Exercise description
Go through the entries below and collect each line with the string "基层组织建设提升年" in it.

Collected data:
++++++

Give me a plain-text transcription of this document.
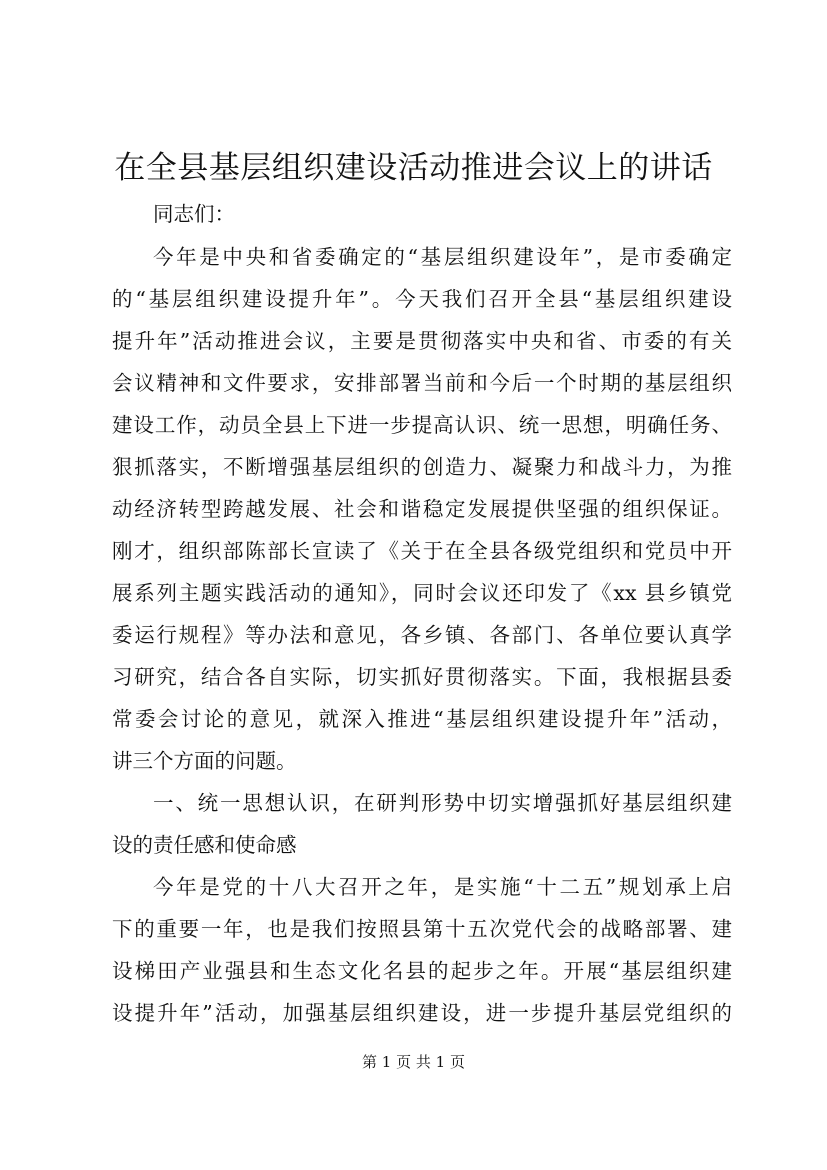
在全县基层组织建设活动推进会议上的讲话
同志们：
今年是中央和省委确定的“基层组织建设年”，是市委确定
的“基层组织建设提升年”。今天我们召开全县“基层组织建设
提升年”活动推进会议，主要是贯彻落实中央和省、市委的有关
会议精神和文件要求，安排部署当前和今后一个时期的基层组织
建设工作，动员全县上下进一步提高认识、统一思想，明确任务、
狠抓落实，不断增强基层组织的创造力、凝聚力和战斗力，为推
动经济转型跨越发展、社会和谐稳定发展提供坚强的组织保证。
刚才，组织部陈部长宣读了《关于在全县各级党组织和党员中开
展系列主题实践活动的通知》，同时会议还印发了《xx 县乡镇党
委运行规程》等办法和意见，各乡镇、各部门、各单位要认真学
习研究，结合各自实际，切实抓好贯彻落实。下面，我根据县委
常委会讨论的意见，就深入推进“基层组织建设提升年”活动，
讲三个方面的问题。
一、统一思想认识，在研判形势中切实增强抓好基层组织建
设的责任感和使命感
今年是党的十八大召开之年，是实施“十二五”规划承上启
下的重要一年，也是我们按照县第十五次党代会的战略部署、建
设梯田产业强县和生态文化名县的起步之年。开展“基层组织建
设提升年”活动，加强基层组织建设，进一步提升基层党组织的
第 1 页 共 1 页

++++++

Output for this task
的“基层组织建设提升年”。今天我们召开全县“基层组织建设
常委会讨论的意见，就深入推进“基层组织建设提升年”活动，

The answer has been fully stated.